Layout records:
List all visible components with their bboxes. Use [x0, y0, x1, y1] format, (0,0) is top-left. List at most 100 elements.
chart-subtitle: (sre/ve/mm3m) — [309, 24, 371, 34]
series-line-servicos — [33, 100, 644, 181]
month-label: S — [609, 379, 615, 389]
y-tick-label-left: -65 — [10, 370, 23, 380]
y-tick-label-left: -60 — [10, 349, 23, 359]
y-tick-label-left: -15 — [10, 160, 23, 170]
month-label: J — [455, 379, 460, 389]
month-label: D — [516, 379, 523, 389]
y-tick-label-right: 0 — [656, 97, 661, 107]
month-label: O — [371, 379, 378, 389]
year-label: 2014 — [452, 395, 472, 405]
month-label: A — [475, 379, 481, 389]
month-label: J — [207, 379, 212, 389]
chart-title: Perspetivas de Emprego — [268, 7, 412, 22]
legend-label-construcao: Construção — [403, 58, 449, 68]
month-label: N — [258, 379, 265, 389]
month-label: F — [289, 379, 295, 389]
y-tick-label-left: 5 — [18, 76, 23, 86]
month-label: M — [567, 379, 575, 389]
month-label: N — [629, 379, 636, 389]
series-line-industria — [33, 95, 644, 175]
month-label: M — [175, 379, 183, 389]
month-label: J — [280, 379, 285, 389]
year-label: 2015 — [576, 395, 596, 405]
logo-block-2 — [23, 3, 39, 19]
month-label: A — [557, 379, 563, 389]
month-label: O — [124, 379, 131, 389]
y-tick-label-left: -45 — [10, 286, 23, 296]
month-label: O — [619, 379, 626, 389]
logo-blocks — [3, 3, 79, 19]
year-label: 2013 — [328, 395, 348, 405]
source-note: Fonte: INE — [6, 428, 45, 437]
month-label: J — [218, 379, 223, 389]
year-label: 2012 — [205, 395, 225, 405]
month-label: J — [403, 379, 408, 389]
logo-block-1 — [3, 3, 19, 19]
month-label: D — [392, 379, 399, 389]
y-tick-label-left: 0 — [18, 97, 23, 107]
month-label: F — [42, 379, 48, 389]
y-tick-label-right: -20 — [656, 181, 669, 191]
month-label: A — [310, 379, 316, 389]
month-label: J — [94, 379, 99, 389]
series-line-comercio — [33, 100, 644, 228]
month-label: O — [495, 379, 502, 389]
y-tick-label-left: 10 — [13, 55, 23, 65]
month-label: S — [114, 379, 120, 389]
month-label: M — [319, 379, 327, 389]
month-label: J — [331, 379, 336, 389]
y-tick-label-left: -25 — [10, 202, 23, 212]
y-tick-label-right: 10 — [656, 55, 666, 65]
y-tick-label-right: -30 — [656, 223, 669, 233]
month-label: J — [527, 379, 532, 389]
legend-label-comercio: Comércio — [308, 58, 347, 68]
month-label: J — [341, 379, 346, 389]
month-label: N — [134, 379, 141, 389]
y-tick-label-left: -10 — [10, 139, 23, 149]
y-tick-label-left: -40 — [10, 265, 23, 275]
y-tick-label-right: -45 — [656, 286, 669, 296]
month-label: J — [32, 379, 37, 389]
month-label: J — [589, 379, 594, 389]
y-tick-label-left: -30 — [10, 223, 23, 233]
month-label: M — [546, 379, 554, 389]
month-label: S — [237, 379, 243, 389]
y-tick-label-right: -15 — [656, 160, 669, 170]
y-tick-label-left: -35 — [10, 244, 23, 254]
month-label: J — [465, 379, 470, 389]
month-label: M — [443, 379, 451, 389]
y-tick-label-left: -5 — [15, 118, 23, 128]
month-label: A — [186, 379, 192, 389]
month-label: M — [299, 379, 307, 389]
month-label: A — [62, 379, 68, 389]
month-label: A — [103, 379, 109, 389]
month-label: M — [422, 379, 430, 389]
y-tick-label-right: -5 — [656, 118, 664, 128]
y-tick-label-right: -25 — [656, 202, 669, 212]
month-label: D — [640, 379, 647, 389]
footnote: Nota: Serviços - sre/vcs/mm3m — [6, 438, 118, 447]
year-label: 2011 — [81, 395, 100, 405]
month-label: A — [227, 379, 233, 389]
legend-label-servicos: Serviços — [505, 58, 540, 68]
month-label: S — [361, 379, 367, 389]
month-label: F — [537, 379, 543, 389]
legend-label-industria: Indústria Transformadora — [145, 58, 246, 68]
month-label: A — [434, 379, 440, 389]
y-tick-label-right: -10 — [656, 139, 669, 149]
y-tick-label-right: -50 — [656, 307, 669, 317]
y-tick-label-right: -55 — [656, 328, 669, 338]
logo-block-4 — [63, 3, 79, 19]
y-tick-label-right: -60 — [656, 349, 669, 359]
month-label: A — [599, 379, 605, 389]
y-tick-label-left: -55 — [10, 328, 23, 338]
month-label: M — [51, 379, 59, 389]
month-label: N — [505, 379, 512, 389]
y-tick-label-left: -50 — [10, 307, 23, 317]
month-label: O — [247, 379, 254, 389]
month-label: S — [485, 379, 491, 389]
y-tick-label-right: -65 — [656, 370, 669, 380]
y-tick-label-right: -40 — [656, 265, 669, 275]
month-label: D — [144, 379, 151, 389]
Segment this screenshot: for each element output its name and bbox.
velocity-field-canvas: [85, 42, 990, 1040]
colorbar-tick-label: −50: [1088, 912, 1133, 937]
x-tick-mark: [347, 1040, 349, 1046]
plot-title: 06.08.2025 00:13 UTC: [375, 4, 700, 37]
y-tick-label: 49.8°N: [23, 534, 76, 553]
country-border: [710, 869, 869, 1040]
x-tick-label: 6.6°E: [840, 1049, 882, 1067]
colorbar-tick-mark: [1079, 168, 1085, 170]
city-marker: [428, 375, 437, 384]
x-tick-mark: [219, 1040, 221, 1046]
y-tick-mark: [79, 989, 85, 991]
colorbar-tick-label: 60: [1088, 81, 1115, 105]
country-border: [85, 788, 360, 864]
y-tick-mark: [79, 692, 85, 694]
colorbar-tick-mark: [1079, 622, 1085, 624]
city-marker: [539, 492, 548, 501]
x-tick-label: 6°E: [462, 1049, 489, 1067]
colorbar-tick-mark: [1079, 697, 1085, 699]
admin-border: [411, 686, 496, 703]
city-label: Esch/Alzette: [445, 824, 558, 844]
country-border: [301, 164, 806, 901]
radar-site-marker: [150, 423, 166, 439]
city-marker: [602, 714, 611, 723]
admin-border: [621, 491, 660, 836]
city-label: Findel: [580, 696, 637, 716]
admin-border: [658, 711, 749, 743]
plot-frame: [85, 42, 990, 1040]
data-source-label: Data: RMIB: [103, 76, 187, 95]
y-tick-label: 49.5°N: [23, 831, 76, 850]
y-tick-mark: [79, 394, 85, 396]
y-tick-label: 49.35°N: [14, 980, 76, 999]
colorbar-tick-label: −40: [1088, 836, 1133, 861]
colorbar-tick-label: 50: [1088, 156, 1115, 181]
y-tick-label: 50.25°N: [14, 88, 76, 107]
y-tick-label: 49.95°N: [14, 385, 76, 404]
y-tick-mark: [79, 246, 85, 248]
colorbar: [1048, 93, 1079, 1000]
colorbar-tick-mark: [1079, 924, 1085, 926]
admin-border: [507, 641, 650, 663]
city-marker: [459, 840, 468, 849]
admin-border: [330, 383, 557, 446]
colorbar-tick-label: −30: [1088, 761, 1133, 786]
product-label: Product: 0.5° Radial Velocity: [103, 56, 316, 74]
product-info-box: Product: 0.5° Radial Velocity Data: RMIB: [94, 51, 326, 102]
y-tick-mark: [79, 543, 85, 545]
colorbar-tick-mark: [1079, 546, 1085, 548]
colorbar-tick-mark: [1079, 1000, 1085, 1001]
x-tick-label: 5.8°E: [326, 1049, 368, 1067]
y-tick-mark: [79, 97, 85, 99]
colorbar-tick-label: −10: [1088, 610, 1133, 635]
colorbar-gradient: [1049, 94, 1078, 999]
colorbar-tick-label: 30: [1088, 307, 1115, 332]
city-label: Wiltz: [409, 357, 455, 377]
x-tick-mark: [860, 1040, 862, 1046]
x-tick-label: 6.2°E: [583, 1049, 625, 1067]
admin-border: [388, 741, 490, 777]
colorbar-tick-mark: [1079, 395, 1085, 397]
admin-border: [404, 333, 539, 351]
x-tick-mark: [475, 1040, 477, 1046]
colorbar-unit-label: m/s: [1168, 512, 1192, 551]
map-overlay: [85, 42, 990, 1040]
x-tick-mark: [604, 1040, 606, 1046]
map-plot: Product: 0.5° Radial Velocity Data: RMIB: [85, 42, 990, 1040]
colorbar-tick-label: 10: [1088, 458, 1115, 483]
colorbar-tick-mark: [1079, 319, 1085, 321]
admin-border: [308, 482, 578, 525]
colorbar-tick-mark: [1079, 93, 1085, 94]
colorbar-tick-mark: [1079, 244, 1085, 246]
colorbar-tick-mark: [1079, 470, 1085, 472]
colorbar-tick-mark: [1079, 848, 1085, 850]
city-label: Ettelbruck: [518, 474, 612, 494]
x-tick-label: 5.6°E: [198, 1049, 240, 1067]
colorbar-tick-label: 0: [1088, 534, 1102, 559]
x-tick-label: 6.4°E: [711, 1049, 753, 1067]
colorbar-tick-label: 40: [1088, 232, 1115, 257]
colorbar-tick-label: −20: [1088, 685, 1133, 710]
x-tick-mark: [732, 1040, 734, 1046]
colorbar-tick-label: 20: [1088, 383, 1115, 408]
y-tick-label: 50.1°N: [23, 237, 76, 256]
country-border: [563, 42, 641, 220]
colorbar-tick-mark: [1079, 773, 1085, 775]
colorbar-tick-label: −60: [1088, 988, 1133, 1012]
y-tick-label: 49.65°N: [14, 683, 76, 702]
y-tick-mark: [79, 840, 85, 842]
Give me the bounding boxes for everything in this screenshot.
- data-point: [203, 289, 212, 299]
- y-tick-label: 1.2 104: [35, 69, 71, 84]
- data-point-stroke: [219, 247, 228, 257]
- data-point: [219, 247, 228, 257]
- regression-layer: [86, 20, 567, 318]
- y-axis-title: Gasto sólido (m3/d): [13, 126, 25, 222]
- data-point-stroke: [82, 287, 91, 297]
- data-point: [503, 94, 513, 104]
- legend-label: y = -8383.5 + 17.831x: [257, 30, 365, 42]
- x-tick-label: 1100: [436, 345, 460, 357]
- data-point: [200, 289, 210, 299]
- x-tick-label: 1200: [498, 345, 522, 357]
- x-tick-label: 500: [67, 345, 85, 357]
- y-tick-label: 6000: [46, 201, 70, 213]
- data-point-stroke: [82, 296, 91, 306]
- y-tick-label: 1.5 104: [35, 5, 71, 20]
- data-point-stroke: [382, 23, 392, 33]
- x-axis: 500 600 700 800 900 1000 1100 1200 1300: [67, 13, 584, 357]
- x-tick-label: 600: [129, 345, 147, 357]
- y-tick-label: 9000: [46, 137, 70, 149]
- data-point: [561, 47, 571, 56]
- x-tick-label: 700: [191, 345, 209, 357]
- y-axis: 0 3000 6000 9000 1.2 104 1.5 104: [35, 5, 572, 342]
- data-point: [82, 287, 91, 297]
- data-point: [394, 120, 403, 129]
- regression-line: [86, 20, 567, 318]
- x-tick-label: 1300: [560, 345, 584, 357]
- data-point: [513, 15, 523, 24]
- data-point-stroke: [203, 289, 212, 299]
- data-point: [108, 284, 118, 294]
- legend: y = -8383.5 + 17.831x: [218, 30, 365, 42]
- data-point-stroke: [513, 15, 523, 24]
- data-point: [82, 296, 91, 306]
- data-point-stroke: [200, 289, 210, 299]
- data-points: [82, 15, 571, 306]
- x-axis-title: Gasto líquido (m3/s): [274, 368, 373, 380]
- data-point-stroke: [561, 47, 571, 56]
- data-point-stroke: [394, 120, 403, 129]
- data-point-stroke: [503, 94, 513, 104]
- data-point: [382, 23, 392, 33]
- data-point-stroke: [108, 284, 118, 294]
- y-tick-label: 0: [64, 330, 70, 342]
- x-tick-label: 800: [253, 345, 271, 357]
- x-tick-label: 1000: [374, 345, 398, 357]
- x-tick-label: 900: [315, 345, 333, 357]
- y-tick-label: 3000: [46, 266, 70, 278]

Your goal
Format the lines from the start of the layout records through the line containing "legend-label-comercio: Comércio —", inclusive, as a Markdown table with the columns Row and Line, numbering each row and skipping blank lines.

The completed task
| Row | Line |
|---|---|
| 1 | List all visible components with their bboxes. Use [x0, y0, x1, y1] format, (0,0) is top-left. List at most 100 elements. |
| 2 | chart-subtitle: (sre/ve/mm3m) — [309, 24, 371, 34] |
| 3 | series-line-servicos — [33, 100, 644, 181] |
| 4 | month-label: S — [609, 379, 615, 389] |
| 5 | y-tick-label-left: -65 — [10, 370, 23, 380] |
| 6 | y-tick-label-left: -60 — [10, 349, 23, 359] |
| 7 | y-tick-label-left: -15 — [10, 160, 23, 170] |
| 8 | month-label: J — [455, 379, 460, 389] |
| 9 | month-label: D — [516, 379, 523, 389] |
| 10 | y-tick-label-right: 0 — [656, 97, 661, 107] |
| 11 | month-label: O — [371, 379, 378, 389] |
| 12 | year-label: 2014 — [452, 395, 472, 405] |
| 13 | month-label: A — [475, 379, 481, 389] |
| 14 | month-label: J — [207, 379, 212, 389] |
| 15 | chart-title: Perspetivas de Emprego — [268, 7, 412, 22] |
| 16 | legend-label-construcao: Construção — [403, 58, 449, 68] |
| 17 | month-label: N — [258, 379, 265, 389] |
| 18 | month-label: F — [289, 379, 295, 389] |
| 19 | y-tick-label-left: 5 — [18, 76, 23, 86] |
| 20 | month-label: M — [567, 379, 575, 389] |
| 21 | month-label: N — [629, 379, 636, 389] |
| 22 | series-line-industria — [33, 95, 644, 175] |
| 23 | month-label: M — [175, 379, 183, 389] |
| 24 | month-label: J — [280, 379, 285, 389] |
| 25 | year-label: 2015 — [576, 395, 596, 405] |
| 26 | logo-block-2 — [23, 3, 39, 19] |
| 27 | month-label: A — [557, 379, 563, 389] |
| 28 | month-label: O — [124, 379, 131, 389] |
| 29 | y-tick-label-left: -45 — [10, 286, 23, 296] |
| 30 | month-label: O — [619, 379, 626, 389] |
| 31 | logo-blocks — [3, 3, 79, 19] |
| 32 | year-label: 2013 — [328, 395, 348, 405] |
| 33 | source-note: Fonte: INE — [6, 428, 45, 437] |
| 34 | month-label: J — [218, 379, 223, 389] |
| 35 | year-label: 2012 — [205, 395, 225, 405] |
| 36 | month-label: J — [403, 379, 408, 389] |
| 37 | logo-block-1 — [3, 3, 19, 19] |
| 38 | month-label: D — [392, 379, 399, 389] |
| 39 | y-tick-label-left: 0 — [18, 97, 23, 107] |
| 40 | month-label: F — [42, 379, 48, 389] |
| 41 | y-tick-label-right: -20 — [656, 181, 669, 191] |
| 42 | month-label: A — [310, 379, 316, 389] |
| 43 | month-label: J — [94, 379, 99, 389] |
| 44 | series-line-comercio — [33, 100, 644, 228] |
| 45 | month-label: O — [495, 379, 502, 389] |
| 46 | y-tick-label-left: 10 — [13, 55, 23, 65] |
| 47 | month-label: S — [114, 379, 120, 389] |
| 48 | month-label: M — [319, 379, 327, 389] |
| 49 | month-label: J — [331, 379, 336, 389] |
| 50 | y-tick-label-left: -25 — [10, 202, 23, 212] |
| 51 | y-tick-label-right: 10 — [656, 55, 666, 65] |
| 52 | y-tick-label-right: -30 — [656, 223, 669, 233] |
| 53 | month-label: J — [527, 379, 532, 389] |
| 54 | legend-label-comercio: Comércio — [308, 58, 347, 68] |